- [TEXT SECTION]
# Looking For A Fast/Decent .MKV To .AVI Converter



## Vanchatron (Jul 18, 2006)

I've just recently hooked up my Xbox 360 to my PC so that I can stream HD movies from my PC through to the TV. The only problem is, Xbox won't recognise the file type because all the HD movies are .MKV files as opposed to .AVI etc.

I downloaded a program called "OJOsoft Total Video Converter" which is able to convert .MKV files into .AVI, but the only problem is, it takes around 2.5 hours to convert an HD movie from .MKV to .AVI, plus it can only do it one at a time. Therefore, I'm hoping somebody here will be able to point me in the right direction of a simple to use, yet fast program which I can use to convert .MKV files into .AVI. It'd also be a massive bonus if the program could convert more than one at a time (or at least QUEUE them up so the converting starts as soon as the others are done) because then I'd be able to leave it on over night whilst I'm asleep, as opposed to having it hog up all my memory during the day, so I can't really use the PC.

Many thanks in advance for anybody who can help


----------



## kevmacca (Mar 7, 2007)

- [MATERIAL TO PROCESS]

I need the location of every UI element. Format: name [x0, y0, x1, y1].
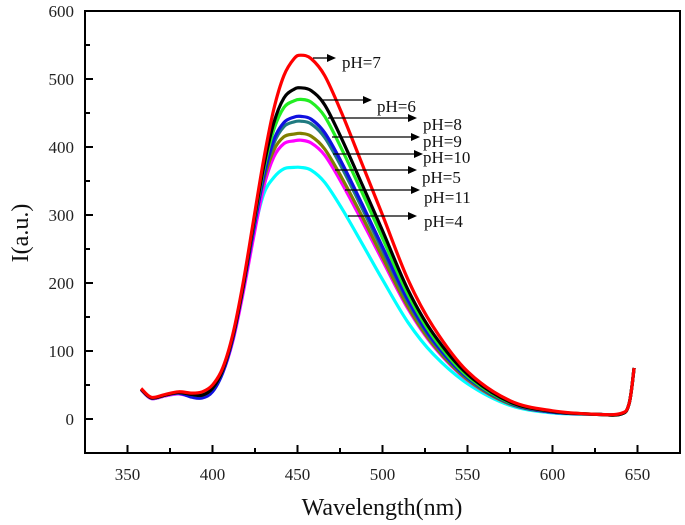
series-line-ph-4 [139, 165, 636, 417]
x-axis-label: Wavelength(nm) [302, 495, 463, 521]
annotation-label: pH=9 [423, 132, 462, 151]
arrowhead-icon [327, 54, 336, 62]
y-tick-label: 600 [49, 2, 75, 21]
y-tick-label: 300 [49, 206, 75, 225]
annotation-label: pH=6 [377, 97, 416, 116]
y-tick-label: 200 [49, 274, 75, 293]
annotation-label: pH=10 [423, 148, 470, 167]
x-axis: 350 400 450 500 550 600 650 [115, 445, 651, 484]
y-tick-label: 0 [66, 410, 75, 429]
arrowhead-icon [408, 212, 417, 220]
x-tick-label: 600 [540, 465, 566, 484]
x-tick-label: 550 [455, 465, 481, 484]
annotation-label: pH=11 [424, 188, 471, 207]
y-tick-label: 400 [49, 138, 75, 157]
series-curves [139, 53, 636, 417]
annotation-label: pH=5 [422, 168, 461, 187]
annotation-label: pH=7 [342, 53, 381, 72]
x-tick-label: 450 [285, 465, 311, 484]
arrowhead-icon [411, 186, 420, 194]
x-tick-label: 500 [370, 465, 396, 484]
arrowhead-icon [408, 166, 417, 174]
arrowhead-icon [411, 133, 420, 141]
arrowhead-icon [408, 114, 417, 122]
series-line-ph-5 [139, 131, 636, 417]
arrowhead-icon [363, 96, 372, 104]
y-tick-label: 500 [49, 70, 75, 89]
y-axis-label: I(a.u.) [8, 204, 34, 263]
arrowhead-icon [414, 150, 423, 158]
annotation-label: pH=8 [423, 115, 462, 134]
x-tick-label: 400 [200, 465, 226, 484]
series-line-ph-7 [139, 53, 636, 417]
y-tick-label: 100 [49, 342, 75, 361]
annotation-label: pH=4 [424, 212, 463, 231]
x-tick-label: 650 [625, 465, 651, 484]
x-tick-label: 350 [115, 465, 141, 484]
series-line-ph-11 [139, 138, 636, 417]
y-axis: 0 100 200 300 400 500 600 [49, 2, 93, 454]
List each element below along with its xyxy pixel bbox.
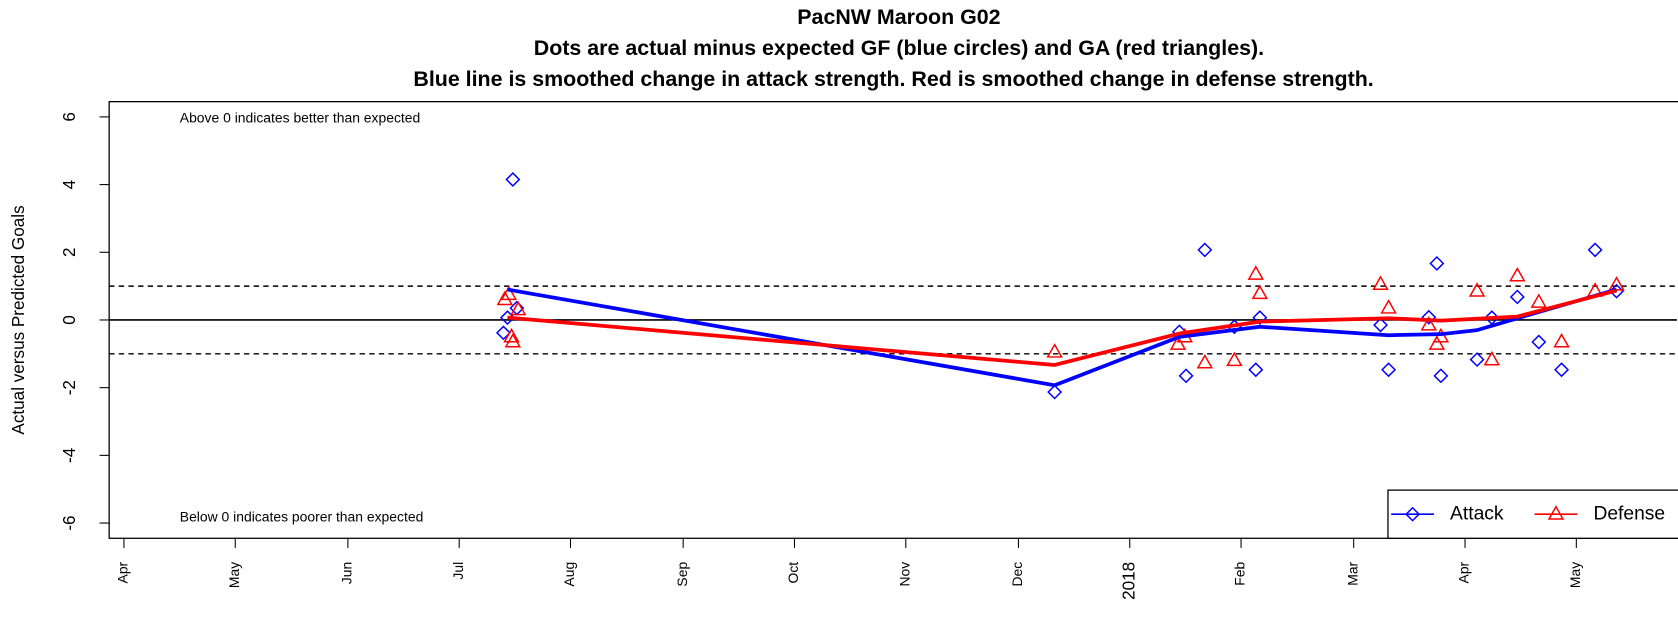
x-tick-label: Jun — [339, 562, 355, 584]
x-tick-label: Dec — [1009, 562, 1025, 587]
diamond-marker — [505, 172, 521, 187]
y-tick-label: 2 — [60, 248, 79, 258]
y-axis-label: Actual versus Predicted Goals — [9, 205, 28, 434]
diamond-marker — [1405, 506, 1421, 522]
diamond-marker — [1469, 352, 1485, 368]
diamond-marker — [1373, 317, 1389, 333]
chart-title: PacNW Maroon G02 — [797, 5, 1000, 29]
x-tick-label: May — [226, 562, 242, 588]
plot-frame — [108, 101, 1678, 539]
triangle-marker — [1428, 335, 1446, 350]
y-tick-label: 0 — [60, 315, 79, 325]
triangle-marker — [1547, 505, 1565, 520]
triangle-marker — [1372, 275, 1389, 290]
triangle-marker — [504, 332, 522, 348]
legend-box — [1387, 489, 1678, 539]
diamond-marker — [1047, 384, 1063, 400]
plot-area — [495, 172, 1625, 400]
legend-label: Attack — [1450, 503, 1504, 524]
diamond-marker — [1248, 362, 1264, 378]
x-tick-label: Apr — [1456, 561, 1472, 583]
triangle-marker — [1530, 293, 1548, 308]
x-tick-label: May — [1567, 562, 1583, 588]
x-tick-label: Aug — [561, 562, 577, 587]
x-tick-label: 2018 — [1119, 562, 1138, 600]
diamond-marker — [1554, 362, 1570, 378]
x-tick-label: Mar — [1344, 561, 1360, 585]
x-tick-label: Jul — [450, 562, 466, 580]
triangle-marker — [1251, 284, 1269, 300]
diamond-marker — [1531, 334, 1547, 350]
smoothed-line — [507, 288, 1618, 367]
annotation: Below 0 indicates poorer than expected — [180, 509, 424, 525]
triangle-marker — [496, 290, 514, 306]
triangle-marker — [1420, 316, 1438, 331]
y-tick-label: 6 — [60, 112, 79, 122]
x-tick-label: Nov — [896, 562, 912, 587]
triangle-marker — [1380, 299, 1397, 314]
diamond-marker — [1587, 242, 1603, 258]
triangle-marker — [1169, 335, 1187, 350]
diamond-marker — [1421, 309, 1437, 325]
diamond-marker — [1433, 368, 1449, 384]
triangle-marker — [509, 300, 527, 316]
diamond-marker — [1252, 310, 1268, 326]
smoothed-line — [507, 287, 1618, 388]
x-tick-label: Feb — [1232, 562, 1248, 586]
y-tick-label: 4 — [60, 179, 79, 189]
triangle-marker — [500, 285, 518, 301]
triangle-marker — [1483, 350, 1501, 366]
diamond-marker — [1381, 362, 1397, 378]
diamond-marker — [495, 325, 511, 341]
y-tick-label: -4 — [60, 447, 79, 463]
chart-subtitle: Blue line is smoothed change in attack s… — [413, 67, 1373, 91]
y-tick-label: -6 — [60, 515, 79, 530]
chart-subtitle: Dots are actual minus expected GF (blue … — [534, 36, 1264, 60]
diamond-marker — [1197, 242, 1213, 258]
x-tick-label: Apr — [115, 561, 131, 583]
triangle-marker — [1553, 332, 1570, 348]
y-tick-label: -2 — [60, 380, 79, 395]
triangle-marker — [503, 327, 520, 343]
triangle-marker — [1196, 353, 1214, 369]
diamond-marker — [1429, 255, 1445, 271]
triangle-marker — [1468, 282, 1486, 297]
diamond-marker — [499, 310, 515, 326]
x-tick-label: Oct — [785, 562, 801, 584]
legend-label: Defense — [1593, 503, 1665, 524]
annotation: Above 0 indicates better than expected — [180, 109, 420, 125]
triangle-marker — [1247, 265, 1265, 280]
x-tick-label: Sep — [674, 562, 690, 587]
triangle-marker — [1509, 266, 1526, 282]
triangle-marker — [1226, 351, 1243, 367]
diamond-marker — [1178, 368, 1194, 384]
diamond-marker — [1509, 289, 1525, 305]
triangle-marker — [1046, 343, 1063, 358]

- [TASKS TO CARRY OUT]
1. Name each piece of hardware mentioned in the forum thread about converting .MKV files to .AVI.
2. Recast the lines of the records as a JSON list of strings, one string per line, starting with the line containing "x-tick-label: Jun — [339, 562, 355, 584]" and going on through the line containing "y-axis-label: Actual versus".

- [ANSWERS PROVIDED]
1. Xbox 360, PC, TV

2.
[
  "x-tick-label: Jun — [339, 562, 355, 584]",
  "x-tick-label: Dec — [1009, 562, 1025, 587]",
  "diamond-marker — [505, 172, 521, 187]",
  "y-tick-label: 2 — [60, 248, 79, 258]",
  "y-axis-label: Actual versus Predicted Goals — [9, 205, 28, 434]"
]